(Dataset entries on figures)
::::::

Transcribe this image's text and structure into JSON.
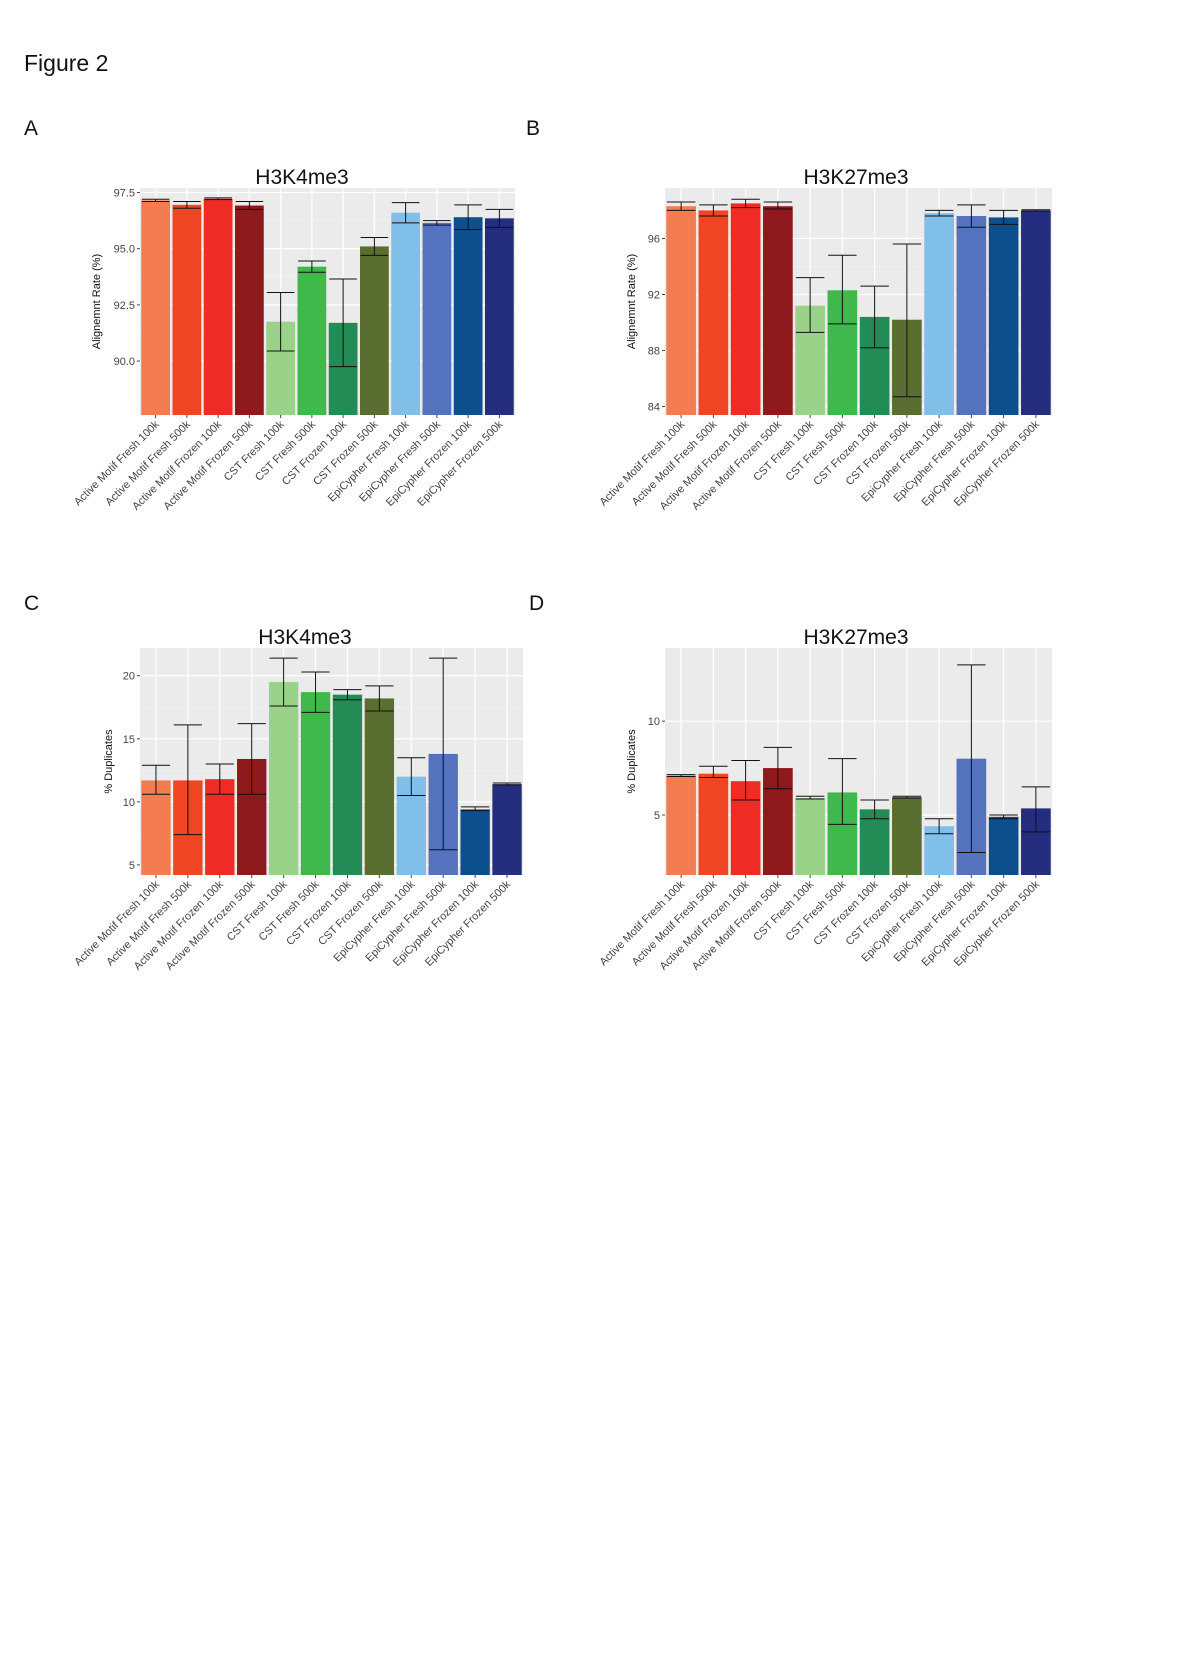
{
  "figure_title": "Figure 2",
  "colors": [
    "#f47c51",
    "#ef4523",
    "#ee2b24",
    "#8d191d",
    "#9bd28a",
    "#3fb84c",
    "#228b56",
    "#5a6e31",
    "#7fbfe8",
    "#5472bd",
    "#0d4f8c",
    "#252d7e"
  ],
  "chart_data": [
    {
      "panel": "A",
      "type": "bar",
      "title": "H3K4me3",
      "ylabel": "Alignemnt Rate (%)",
      "xlabel": "",
      "ylim": [
        87.6,
        97.7
      ],
      "yticks": [
        90.0,
        92.5,
        95.0,
        97.5
      ],
      "ytick_labels": [
        "90.0",
        "92.5",
        "95.0",
        "97.5"
      ],
      "grid": true,
      "categories": [
        "Active Motif Fresh 100k",
        "Active Motif Fresh 500k",
        "Active Motif Frozen 100k",
        "Active Motif Frozen 500k",
        "CST Fresh 100k",
        "CST Fresh 500k",
        "CST Frozen 100k",
        "CST Frozen 500k",
        "EpiCypher Fresh 100k",
        "EpiCypher Fresh 500k",
        "EpiCypher Frozen 100k",
        "EpiCypher Frozen 500k"
      ],
      "values": [
        97.15,
        96.95,
        97.22,
        96.92,
        91.75,
        94.2,
        91.7,
        95.1,
        96.6,
        96.15,
        96.4,
        96.35
      ],
      "error_low": [
        97.1,
        96.8,
        97.18,
        96.75,
        90.45,
        93.95,
        89.75,
        94.7,
        96.15,
        96.05,
        95.85,
        95.95
      ],
      "error_high": [
        97.2,
        97.1,
        97.26,
        97.1,
        93.05,
        94.45,
        93.65,
        95.5,
        97.05,
        96.25,
        96.95,
        96.75
      ]
    },
    {
      "panel": "B",
      "type": "bar",
      "title": "H3K27me3",
      "ylabel": "Alignemnt Rate (%)",
      "xlabel": "",
      "ylim": [
        83.4,
        99.6
      ],
      "yticks": [
        84,
        88,
        92,
        96
      ],
      "ytick_labels": [
        "84",
        "88",
        "92",
        "96"
      ],
      "grid": true,
      "categories": [
        "Active Motif Fresh 100k",
        "Active Motif Fresh 500k",
        "Active Motif Frozen 100k",
        "Active Motif Frozen 500k",
        "CST Fresh 100k",
        "CST Fresh 500k",
        "CST Frozen 100k",
        "CST Frozen 500k",
        "EpiCypher Fresh 100k",
        "EpiCypher Fresh 500k",
        "EpiCypher Frozen 100k",
        "EpiCypher Frozen 500k"
      ],
      "values": [
        98.3,
        98.0,
        98.5,
        98.3,
        91.2,
        92.3,
        90.4,
        90.2,
        97.8,
        97.6,
        97.5,
        98.0
      ],
      "error_low": [
        98.0,
        97.6,
        98.2,
        98.1,
        89.3,
        89.9,
        88.2,
        84.7,
        97.6,
        96.8,
        97.0,
        97.95
      ],
      "error_high": [
        98.6,
        98.4,
        98.8,
        98.6,
        93.2,
        94.8,
        92.6,
        95.6,
        98.0,
        98.4,
        98.0,
        98.05
      ]
    },
    {
      "panel": "C",
      "type": "bar",
      "title": "H3K4me3",
      "ylabel": "% Duplicates",
      "xlabel": "",
      "ylim": [
        4.2,
        22.2
      ],
      "yticks": [
        5,
        10,
        15,
        20
      ],
      "ytick_labels": [
        "5",
        "10",
        "15",
        "20"
      ],
      "grid": true,
      "categories": [
        "Active Motif Fresh 100k",
        "Active Motif Fresh 500k",
        "Active Motif Frozen 100k",
        "Active Motif Frozen 500k",
        "CST Fresh 100k",
        "CST Fresh 500k",
        "CST Frozen 100k",
        "CST Frozen 500k",
        "EpiCypher Fresh 100k",
        "EpiCypher Fresh 500k",
        "EpiCypher Frozen 100k",
        "EpiCypher Frozen 500k"
      ],
      "values": [
        11.7,
        11.7,
        11.8,
        13.4,
        19.5,
        18.7,
        18.5,
        18.2,
        12.0,
        13.8,
        9.4,
        11.4
      ],
      "error_low": [
        10.6,
        7.4,
        10.6,
        10.6,
        17.6,
        17.1,
        18.1,
        17.2,
        10.5,
        6.2,
        9.3,
        11.35
      ],
      "error_high": [
        12.9,
        16.1,
        13.0,
        16.2,
        21.4,
        20.3,
        18.9,
        19.2,
        13.5,
        21.4,
        9.6,
        11.5
      ]
    },
    {
      "panel": "D",
      "type": "bar",
      "title": "H3K27me3",
      "ylabel": "% Duplicates",
      "xlabel": "",
      "ylim": [
        1.8,
        13.9
      ],
      "yticks": [
        5,
        10
      ],
      "ytick_labels": [
        "5",
        "10"
      ],
      "grid": true,
      "categories": [
        "Active Motif Fresh 100k",
        "Active Motif Fresh 500k",
        "Active Motif Frozen 100k",
        "Active Motif Frozen 500k",
        "CST Fresh 100k",
        "CST Fresh 500k",
        "CST Frozen 100k",
        "CST Frozen 500k",
        "EpiCypher Fresh 100k",
        "EpiCypher Fresh 500k",
        "EpiCypher Frozen 100k",
        "EpiCypher Frozen 500k"
      ],
      "values": [
        7.1,
        7.2,
        6.8,
        7.5,
        5.9,
        6.2,
        5.3,
        5.95,
        4.4,
        8.0,
        4.9,
        5.35
      ],
      "error_low": [
        7.05,
        7.0,
        5.8,
        6.4,
        5.85,
        4.5,
        4.8,
        5.9,
        4.0,
        3.0,
        4.8,
        4.1
      ],
      "error_high": [
        7.15,
        7.6,
        7.9,
        8.6,
        6.0,
        8.0,
        5.8,
        6.0,
        4.8,
        13.0,
        5.0,
        6.5
      ]
    }
  ]
}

::::::

=== Directions ===
Print out the whole of the material word for word, without pictures.

=== Output of the exercise ===
Transcribe this image's text and structure into JSON.
{
  "figure_title": "Figure 2",
  "colors": [
    "#f47c51",
    "#ef4523",
    "#ee2b24",
    "#8d191d",
    "#9bd28a",
    "#3fb84c",
    "#228b56",
    "#5a6e31",
    "#7fbfe8",
    "#5472bd",
    "#0d4f8c",
    "#252d7e"
  ],
  "chart_data": [
    {
      "panel": "A",
      "type": "bar",
      "title": "H3K4me3",
      "ylabel": "Alignemnt Rate (%)",
      "xlabel": "",
      "ylim": [
        87.6,
        97.7
      ],
      "yticks": [
        90.0,
        92.5,
        95.0,
        97.5
      ],
      "ytick_labels": [
        "90.0",
        "92.5",
        "95.0",
        "97.5"
      ],
      "grid": true,
      "categories": [
        "Active Motif Fresh 100k",
        "Active Motif Fresh 500k",
        "Active Motif Frozen 100k",
        "Active Motif Frozen 500k",
        "CST Fresh 100k",
        "CST Fresh 500k",
        "CST Frozen 100k",
        "CST Frozen 500k",
        "EpiCypher Fresh 100k",
        "EpiCypher Fresh 500k",
        "EpiCypher Frozen 100k",
        "EpiCypher Frozen 500k"
      ],
      "values": [
        97.15,
        96.95,
        97.22,
        96.92,
        91.75,
        94.2,
        91.7,
        95.1,
        96.6,
        96.15,
        96.4,
        96.35
      ],
      "error_low": [
        97.1,
        96.8,
        97.18,
        96.75,
        90.45,
        93.95,
        89.75,
        94.7,
        96.15,
        96.05,
        95.85,
        95.95
      ],
      "error_high": [
        97.2,
        97.1,
        97.26,
        97.1,
        93.05,
        94.45,
        93.65,
        95.5,
        97.05,
        96.25,
        96.95,
        96.75
      ]
    },
    {
      "panel": "B",
      "type": "bar",
      "title": "H3K27me3",
      "ylabel": "Alignemnt Rate (%)",
      "xlabel": "",
      "ylim": [
        83.4,
        99.6
      ],
      "yticks": [
        84,
        88,
        92,
        96
      ],
      "ytick_labels": [
        "84",
        "88",
        "92",
        "96"
      ],
      "grid": true,
      "categories": [
        "Active Motif Fresh 100k",
        "Active Motif Fresh 500k",
        "Active Motif Frozen 100k",
        "Active Motif Frozen 500k",
        "CST Fresh 100k",
        "CST Fresh 500k",
        "CST Frozen 100k",
        "CST Frozen 500k",
        "EpiCypher Fresh 100k",
        "EpiCypher Fresh 500k",
        "EpiCypher Frozen 100k",
        "EpiCypher Frozen 500k"
      ],
      "values": [
        98.3,
        98.0,
        98.5,
        98.3,
        91.2,
        92.3,
        90.4,
        90.2,
        97.8,
        97.6,
        97.5,
        98.0
      ],
      "error_low": [
        98.0,
        97.6,
        98.2,
        98.1,
        89.3,
        89.9,
        88.2,
        84.7,
        97.6,
        96.8,
        97.0,
        97.95
      ],
      "error_high": [
        98.6,
        98.4,
        98.8,
        98.6,
        93.2,
        94.8,
        92.6,
        95.6,
        98.0,
        98.4,
        98.0,
        98.05
      ]
    },
    {
      "panel": "C",
      "type": "bar",
      "title": "H3K4me3",
      "ylabel": "% Duplicates",
      "xlabel": "",
      "ylim": [
        4.2,
        22.2
      ],
      "yticks": [
        5,
        10,
        15,
        20
      ],
      "ytick_labels": [
        "5",
        "10",
        "15",
        "20"
      ],
      "grid": true,
      "categories": [
        "Active Motif Fresh 100k",
        "Active Motif Fresh 500k",
        "Active Motif Frozen 100k",
        "Active Motif Frozen 500k",
        "CST Fresh 100k",
        "CST Fresh 500k",
        "CST Frozen 100k",
        "CST Frozen 500k",
        "EpiCypher Fresh 100k",
        "EpiCypher Fresh 500k",
        "EpiCypher Frozen 100k",
        "EpiCypher Frozen 500k"
      ],
      "values": [
        11.7,
        11.7,
        11.8,
        13.4,
        19.5,
        18.7,
        18.5,
        18.2,
        12.0,
        13.8,
        9.4,
        11.4
      ],
      "error_low": [
        10.6,
        7.4,
        10.6,
        10.6,
        17.6,
        17.1,
        18.1,
        17.2,
        10.5,
        6.2,
        9.3,
        11.35
      ],
      "error_high": [
        12.9,
        16.1,
        13.0,
        16.2,
        21.4,
        20.3,
        18.9,
        19.2,
        13.5,
        21.4,
        9.6,
        11.5
      ]
    },
    {
      "panel": "D",
      "type": "bar",
      "title": "H3K27me3",
      "ylabel": "% Duplicates",
      "xlabel": "",
      "ylim": [
        1.8,
        13.9
      ],
      "yticks": [
        5,
        10
      ],
      "ytick_labels": [
        "5",
        "10"
      ],
      "grid": true,
      "categories": [
        "Active Motif Fresh 100k",
        "Active Motif Fresh 500k",
        "Active Motif Frozen 100k",
        "Active Motif Frozen 500k",
        "CST Fresh 100k",
        "CST Fresh 500k",
        "CST Frozen 100k",
        "CST Frozen 500k",
        "EpiCypher Fresh 100k",
        "EpiCypher Fresh 500k",
        "EpiCypher Frozen 100k",
        "EpiCypher Frozen 500k"
      ],
      "values": [
        7.1,
        7.2,
        6.8,
        7.5,
        5.9,
        6.2,
        5.3,
        5.95,
        4.4,
        8.0,
        4.9,
        5.35
      ],
      "error_low": [
        7.05,
        7.0,
        5.8,
        6.4,
        5.85,
        4.5,
        4.8,
        5.9,
        4.0,
        3.0,
        4.8,
        4.1
      ],
      "error_high": [
        7.15,
        7.6,
        7.9,
        8.6,
        6.0,
        8.0,
        5.8,
        6.0,
        4.8,
        13.0,
        5.0,
        6.5
      ]
    }
  ]
}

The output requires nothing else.